Required action A:
Answer these questions about the credit scoring post:
(i) What does the poster need to classify for each customer?
(ii) What value is given for random_state in the DecisionTreeClassifier?
(iii) What default_0 value is shown for the row labeled 1?
Required action B:
Please retype the credit scoring post from "I have a credit" to "dec_class= DecisionTreeClassifier(random_state=17)".
Required action C:
Write what comes next in the credit scoring post, starting after its last line.

Selected excerpt:
- Opening Delimiter -
I have a credit scoring dataset, need to classify whether the customer will default or not.
LIMIT_BAL gender EDUCATION MARRIAGE AGE SEP_STATUS AUG_STATUS JUL_STATUS JUN_STATUS MAY_STATUS ... JUN_BAL MAY_BAL APR_BAL SEP_PAID AUG_PAID JUL_PAID JUN_PAID MAY_PAID APR_PAID default_0
0 20000 female bachelor married 24 2 mo 2 mo paid paid no need to pay ... 0 0 0 0 689 0 0 0 0 bad
1 90000 female bachelor single 34 using credit using credit using credit using credit using credit ... 14331 14948 15549 1518 1500 1000 1000 1000 5000 good
dec_class= DecisionTreeClassifier(random_state=17)
- Closing Delimiter -
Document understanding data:
- Opening Delimiter -
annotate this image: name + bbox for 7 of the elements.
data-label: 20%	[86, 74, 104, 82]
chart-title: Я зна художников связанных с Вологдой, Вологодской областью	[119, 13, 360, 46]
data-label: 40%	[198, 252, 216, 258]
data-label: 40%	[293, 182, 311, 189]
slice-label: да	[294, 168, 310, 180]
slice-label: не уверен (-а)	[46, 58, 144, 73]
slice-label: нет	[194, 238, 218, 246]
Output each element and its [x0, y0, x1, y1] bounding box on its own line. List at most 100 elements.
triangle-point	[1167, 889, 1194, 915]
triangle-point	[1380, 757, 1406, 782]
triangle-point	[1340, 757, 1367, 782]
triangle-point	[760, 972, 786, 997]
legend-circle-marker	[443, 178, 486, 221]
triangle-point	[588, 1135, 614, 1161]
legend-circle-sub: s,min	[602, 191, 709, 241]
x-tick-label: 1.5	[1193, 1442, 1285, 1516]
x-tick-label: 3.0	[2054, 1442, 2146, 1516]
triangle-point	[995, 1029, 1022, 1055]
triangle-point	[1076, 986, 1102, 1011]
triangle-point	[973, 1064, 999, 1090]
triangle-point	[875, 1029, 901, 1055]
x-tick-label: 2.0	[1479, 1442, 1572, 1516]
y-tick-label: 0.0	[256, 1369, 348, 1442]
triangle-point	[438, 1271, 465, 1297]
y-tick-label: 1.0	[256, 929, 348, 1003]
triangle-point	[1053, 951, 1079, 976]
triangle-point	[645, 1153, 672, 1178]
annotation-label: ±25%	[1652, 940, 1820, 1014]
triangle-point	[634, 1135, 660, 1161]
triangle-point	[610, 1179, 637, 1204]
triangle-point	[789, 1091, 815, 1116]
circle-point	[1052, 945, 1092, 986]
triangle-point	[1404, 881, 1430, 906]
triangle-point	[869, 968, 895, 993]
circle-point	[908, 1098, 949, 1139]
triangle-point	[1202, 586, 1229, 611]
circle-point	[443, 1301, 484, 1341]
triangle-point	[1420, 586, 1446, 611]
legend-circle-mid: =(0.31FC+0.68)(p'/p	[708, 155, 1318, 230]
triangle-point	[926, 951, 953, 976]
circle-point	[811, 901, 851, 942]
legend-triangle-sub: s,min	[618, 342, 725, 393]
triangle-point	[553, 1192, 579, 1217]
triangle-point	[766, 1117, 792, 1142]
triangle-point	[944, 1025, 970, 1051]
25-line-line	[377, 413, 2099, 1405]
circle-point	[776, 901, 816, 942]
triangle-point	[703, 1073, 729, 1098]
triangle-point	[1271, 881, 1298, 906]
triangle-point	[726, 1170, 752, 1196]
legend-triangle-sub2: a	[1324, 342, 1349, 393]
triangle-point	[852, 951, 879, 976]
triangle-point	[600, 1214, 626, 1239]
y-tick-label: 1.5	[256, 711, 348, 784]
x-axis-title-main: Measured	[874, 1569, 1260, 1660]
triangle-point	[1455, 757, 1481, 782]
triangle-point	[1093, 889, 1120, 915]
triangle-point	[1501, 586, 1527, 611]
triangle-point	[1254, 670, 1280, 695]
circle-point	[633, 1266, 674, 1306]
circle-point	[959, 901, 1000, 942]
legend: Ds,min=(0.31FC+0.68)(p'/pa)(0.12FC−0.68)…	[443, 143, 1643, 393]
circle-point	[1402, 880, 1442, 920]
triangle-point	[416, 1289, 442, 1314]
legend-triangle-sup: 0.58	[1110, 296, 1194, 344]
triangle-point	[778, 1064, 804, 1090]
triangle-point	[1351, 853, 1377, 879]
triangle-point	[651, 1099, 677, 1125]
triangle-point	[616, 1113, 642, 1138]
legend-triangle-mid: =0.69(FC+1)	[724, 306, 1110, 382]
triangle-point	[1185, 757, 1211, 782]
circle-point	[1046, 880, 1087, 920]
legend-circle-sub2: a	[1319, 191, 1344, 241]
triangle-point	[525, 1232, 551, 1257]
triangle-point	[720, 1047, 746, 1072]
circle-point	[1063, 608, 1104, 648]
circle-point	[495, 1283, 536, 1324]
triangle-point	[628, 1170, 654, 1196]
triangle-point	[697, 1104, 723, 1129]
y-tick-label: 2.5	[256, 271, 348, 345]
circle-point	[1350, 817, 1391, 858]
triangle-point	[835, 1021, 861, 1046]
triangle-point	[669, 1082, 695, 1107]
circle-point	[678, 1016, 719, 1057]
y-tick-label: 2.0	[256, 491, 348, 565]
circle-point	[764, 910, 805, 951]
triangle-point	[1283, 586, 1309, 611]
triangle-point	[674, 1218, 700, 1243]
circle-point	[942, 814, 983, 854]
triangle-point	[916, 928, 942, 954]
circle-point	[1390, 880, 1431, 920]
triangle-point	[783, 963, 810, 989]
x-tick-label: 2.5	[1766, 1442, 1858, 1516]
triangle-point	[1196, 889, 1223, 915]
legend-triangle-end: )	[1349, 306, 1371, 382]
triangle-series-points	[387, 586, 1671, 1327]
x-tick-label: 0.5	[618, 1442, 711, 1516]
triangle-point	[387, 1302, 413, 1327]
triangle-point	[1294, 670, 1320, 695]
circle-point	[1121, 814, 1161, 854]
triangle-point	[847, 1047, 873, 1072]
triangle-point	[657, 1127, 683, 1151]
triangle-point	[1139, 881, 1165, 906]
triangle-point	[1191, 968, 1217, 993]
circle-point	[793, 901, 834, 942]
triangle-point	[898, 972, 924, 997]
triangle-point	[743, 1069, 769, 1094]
- Closing Delimiter -
Exercise result A:
(i) Whether the customer will default or not
(ii) 17
(iii) good

Exercise result B:
I have a credit scoring dataset, need to classify whether the customer will default or not.
LIMIT_BAL gender EDUCATION MARRIAGE AGE SEP_STATUS AUG_STATUS JUL_STATUS JUN_STATUS MAY_STATUS ... JUN_BAL MAY_BAL APR_BAL SEP_PAID AUG_PAID JUL_PAID JUN_PAID MAY_PAID APR_PAID default_0
0 20000 female bachelor married 24 2 mo 2 mo paid paid no need to pay ... 0 0 0 0 689 0 0 0 0 bad
1 90000 female bachelor single 34 using credit using credit using credit using credit using credit ... 14331 14948 15549 1518 1500 1000 1000 1000 5000 good
dec_class= DecisionTreeClassifier(random_state=17)

Exercise result C:
y = df['default_0']
x = df.iloc[:, :-1]
X_train, X_test, y_train, y_test = train_test_split(x,y,test_size=0.3,random_state=17)
dec_class.fit(x,y)
could not convert string to float: 'female'
I thought decision tree works equally well with categorical and numerical features. I have preprocessed categorical features to words, they were all numerical before. Why is not accepting same categorical features as words: gender - 'male', 'female'?